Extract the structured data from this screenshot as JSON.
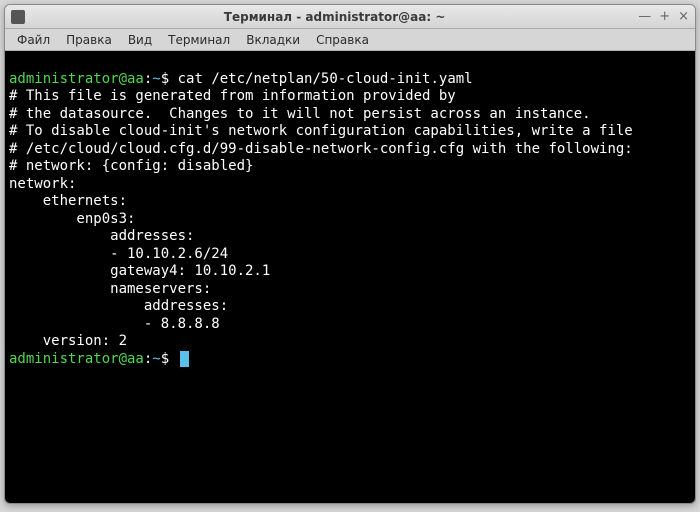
{
  "window": {
    "title": "Терминал - administrator@aa: ~"
  },
  "menu": {
    "file": "Файл",
    "edit": "Правка",
    "view": "Вид",
    "terminal": "Терминал",
    "tabs": "Вкладки",
    "help": "Справка"
  },
  "term": {
    "prompt1_user": "administrator@aa",
    "prompt1_sep": ":",
    "prompt1_path": "~",
    "prompt1_sym": "$",
    "command1": "cat /etc/netplan/50-cloud-init.yaml",
    "out": {
      "l1": "# This file is generated from information provided by",
      "l2": "# the datasource.  Changes to it will not persist across an instance.",
      "l3": "# To disable cloud-init's network configuration capabilities, write a file",
      "l4": "# /etc/cloud/cloud.cfg.d/99-disable-network-config.cfg with the following:",
      "l5": "# network: {config: disabled}",
      "l6": "network:",
      "l7": "    ethernets:",
      "l8": "        enp0s3:",
      "l9": "            addresses:",
      "l10": "            - 10.10.2.6/24",
      "l11": "            gateway4: 10.10.2.1",
      "l12": "            nameservers:",
      "l13": "                addresses:",
      "l14": "                - 8.8.8.8",
      "l15": "    version: 2"
    },
    "prompt2_user": "administrator@aa",
    "prompt2_sep": ":",
    "prompt2_path": "~",
    "prompt2_sym": "$"
  }
}
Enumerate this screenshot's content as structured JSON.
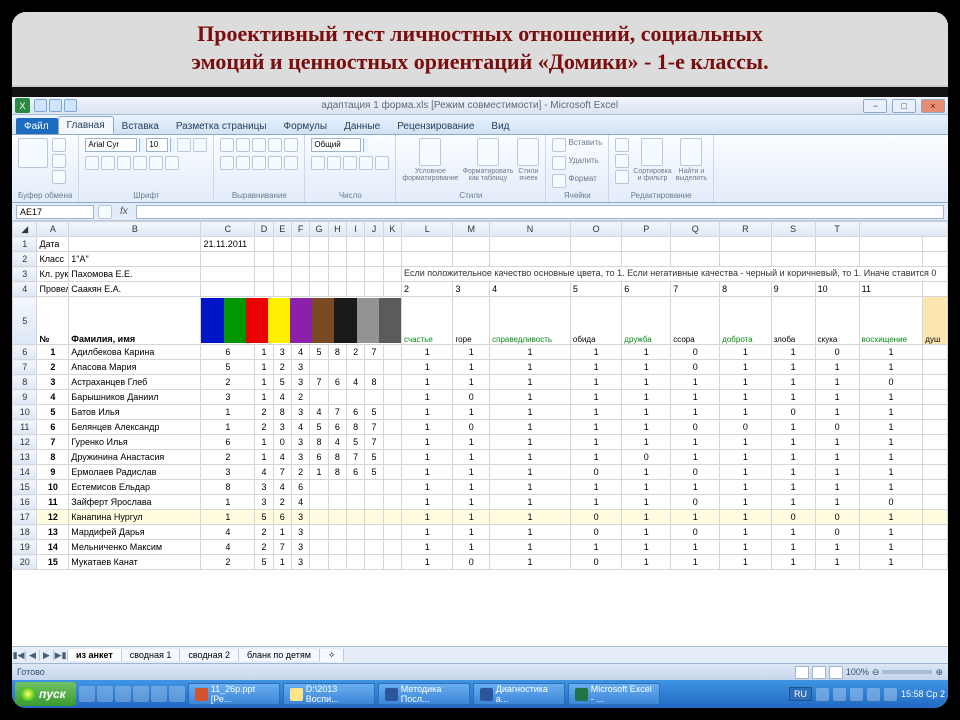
{
  "slide": {
    "title_line1": "Проективный тест личностных отношений, социальных",
    "title_line2": "эмоций и ценностных ориентаций «Домики» - 1-е классы."
  },
  "window": {
    "title": "адаптация 1 форма.xls [Режим совместимости] - Microsoft Excel"
  },
  "tabs": {
    "file": "Файл",
    "home": "Главная",
    "insert": "Вставка",
    "layout": "Разметка страницы",
    "formulas": "Формулы",
    "data": "Данные",
    "review": "Рецензирование",
    "view": "Вид"
  },
  "ribbon": {
    "clipboard": "Буфер обмена",
    "font_name": "Arial Cyr",
    "font_size": "10",
    "font_lbl": "Шрифт",
    "align_lbl": "Выравнивание",
    "number_fmt": "Общий",
    "number_lbl": "Число",
    "cond_fmt": "Условное\nформатирование",
    "fmt_table": "Форматировать\nкак таблицу",
    "cell_styles": "Стили\nячеек",
    "styles_lbl": "Стили",
    "insert_btn": "Вставить",
    "delete_btn": "Удалить",
    "format_btn": "Формат",
    "cells_lbl": "Ячейки",
    "sort": "Сортировка\nи фильтр",
    "find": "Найти и\nвыделить",
    "edit_lbl": "Редактирование"
  },
  "namebox": {
    "cell": "AE17"
  },
  "sheet": {
    "meta": {
      "date_lbl": "Дата",
      "date_val": "21.11.2011",
      "class_lbl": "Класс",
      "class_val": "1\"А\"",
      "teacher_lbl": "Кл. рук.",
      "teacher_val": "Пахомова Е.Е.",
      "conduct_lbl": "Провела",
      "conduct_val": "Саакян Е.А.",
      "note": "Если положительное качество основные цвета, то 1. Если негативные качества - черный и коричневый, то 1. Иначе ставится 0"
    },
    "header_row": {
      "num": "№",
      "name": "Фамилия, имя",
      "scale": [
        "2",
        "3",
        "4",
        "5",
        "6",
        "7",
        "8",
        "9",
        "10",
        "11"
      ],
      "labels": [
        "счастье",
        "горе",
        "справедливость",
        "обида",
        "дружба",
        "ссора",
        "доброта",
        "злоба",
        "скука",
        "восхищение",
        "душ"
      ]
    },
    "palette": [
      "#0015c7",
      "#029602",
      "#eb0000",
      "#ffef00",
      "#8b21aa",
      "#7a4a24",
      "#1a1a1a",
      "#939393",
      "#5b5b5b"
    ],
    "rows": [
      {
        "n": "1",
        "name": "Адилбекова Карина",
        "c": [
          6,
          1,
          3,
          4,
          5,
          8,
          2,
          7
        ],
        "s": [
          1,
          1,
          1,
          1,
          1,
          0,
          1,
          1,
          0,
          1
        ]
      },
      {
        "n": "2",
        "name": "Апасова  Мария",
        "c": [
          5,
          1,
          2,
          3,
          "",
          "",
          "",
          ""
        ],
        "s": [
          1,
          1,
          1,
          1,
          1,
          0,
          1,
          1,
          1,
          1
        ]
      },
      {
        "n": "3",
        "name": "Астраханцев Глеб",
        "c": [
          2,
          1,
          5,
          3,
          7,
          6,
          4,
          8
        ],
        "s": [
          1,
          1,
          1,
          1,
          1,
          1,
          1,
          1,
          1,
          0
        ]
      },
      {
        "n": "4",
        "name": "Барышников Даниил",
        "c": [
          3,
          1,
          4,
          2,
          "",
          "",
          "",
          ""
        ],
        "s": [
          1,
          0,
          1,
          1,
          1,
          1,
          1,
          1,
          1,
          1
        ]
      },
      {
        "n": "5",
        "name": "Батов Илья",
        "c": [
          1,
          2,
          8,
          3,
          4,
          7,
          6,
          5
        ],
        "s": [
          1,
          1,
          1,
          1,
          1,
          1,
          1,
          0,
          1,
          1
        ]
      },
      {
        "n": "6",
        "name": "Белянцев Александр",
        "c": [
          1,
          2,
          3,
          4,
          5,
          6,
          8,
          7
        ],
        "s": [
          1,
          0,
          1,
          1,
          1,
          0,
          0,
          1,
          0,
          1
        ]
      },
      {
        "n": "7",
        "name": "Гуренко Илья",
        "c": [
          6,
          1,
          0,
          3,
          8,
          4,
          5,
          7
        ],
        "s": [
          1,
          1,
          1,
          1,
          1,
          1,
          1,
          1,
          1,
          1
        ]
      },
      {
        "n": "8",
        "name": "Дружинина Анастасия",
        "c": [
          2,
          1,
          4,
          3,
          6,
          8,
          7,
          5
        ],
        "s": [
          1,
          1,
          1,
          1,
          0,
          1,
          1,
          1,
          1,
          1
        ]
      },
      {
        "n": "9",
        "name": "Ермолаев Радислав",
        "c": [
          3,
          4,
          7,
          2,
          1,
          8,
          6,
          5
        ],
        "s": [
          1,
          1,
          1,
          0,
          1,
          0,
          1,
          1,
          1,
          1
        ]
      },
      {
        "n": "10",
        "name": "Естемисов Ельдар",
        "c": [
          8,
          3,
          4,
          6,
          "",
          "",
          "",
          ""
        ],
        "s": [
          1,
          1,
          1,
          1,
          1,
          1,
          1,
          1,
          1,
          1
        ]
      },
      {
        "n": "11",
        "name": "Зайферт Ярослава",
        "c": [
          1,
          3,
          2,
          4,
          "",
          "",
          "",
          ""
        ],
        "s": [
          1,
          1,
          1,
          1,
          1,
          0,
          1,
          1,
          1,
          0
        ]
      },
      {
        "n": "12",
        "name": "Канапина Нургул",
        "c": [
          1,
          5,
          6,
          3,
          "",
          "",
          "",
          ""
        ],
        "s": [
          1,
          1,
          1,
          0,
          1,
          1,
          1,
          0,
          0,
          1
        ],
        "hl": true
      },
      {
        "n": "13",
        "name": "Мардифей Дарья",
        "c": [
          4,
          2,
          1,
          3,
          "",
          "",
          "",
          ""
        ],
        "s": [
          1,
          1,
          1,
          0,
          1,
          0,
          1,
          1,
          0,
          1
        ]
      },
      {
        "n": "14",
        "name": "Мельниченко Максим",
        "c": [
          4,
          2,
          7,
          3,
          "",
          "",
          "",
          ""
        ],
        "s": [
          1,
          1,
          1,
          1,
          1,
          1,
          1,
          1,
          1,
          1
        ]
      },
      {
        "n": "15",
        "name": "Мукатаев Канат",
        "c": [
          2,
          5,
          1,
          3,
          "",
          "",
          "",
          ""
        ],
        "s": [
          1,
          0,
          1,
          0,
          1,
          1,
          1,
          1,
          1,
          1
        ]
      }
    ]
  },
  "sheets": {
    "active": "из анкет",
    "s2": "сводная 1",
    "s3": "сводная 2",
    "s4": "бланк по детям"
  },
  "status": {
    "ready": "Готово",
    "zoom": "100%"
  },
  "taskbar": {
    "start": "пуск",
    "t1": "11_26p.ppt [Ре...",
    "t2": "D:\\2013 Воспи...",
    "t3": "Методика Посл...",
    "t4": "Диагностика а...",
    "t5": "Microsoft Excel - ...",
    "lang": "RU",
    "time": "15:58 Ср 2"
  }
}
***
= Your objective =
Among the lines of the material, find those that hold the word "Microsoft" and copy them.

= Written response =
    "title": "адаптация 1 форма.xls [Режим совместимости] - Microsoft Excel"
    "t5": "Microsoft Excel - ...",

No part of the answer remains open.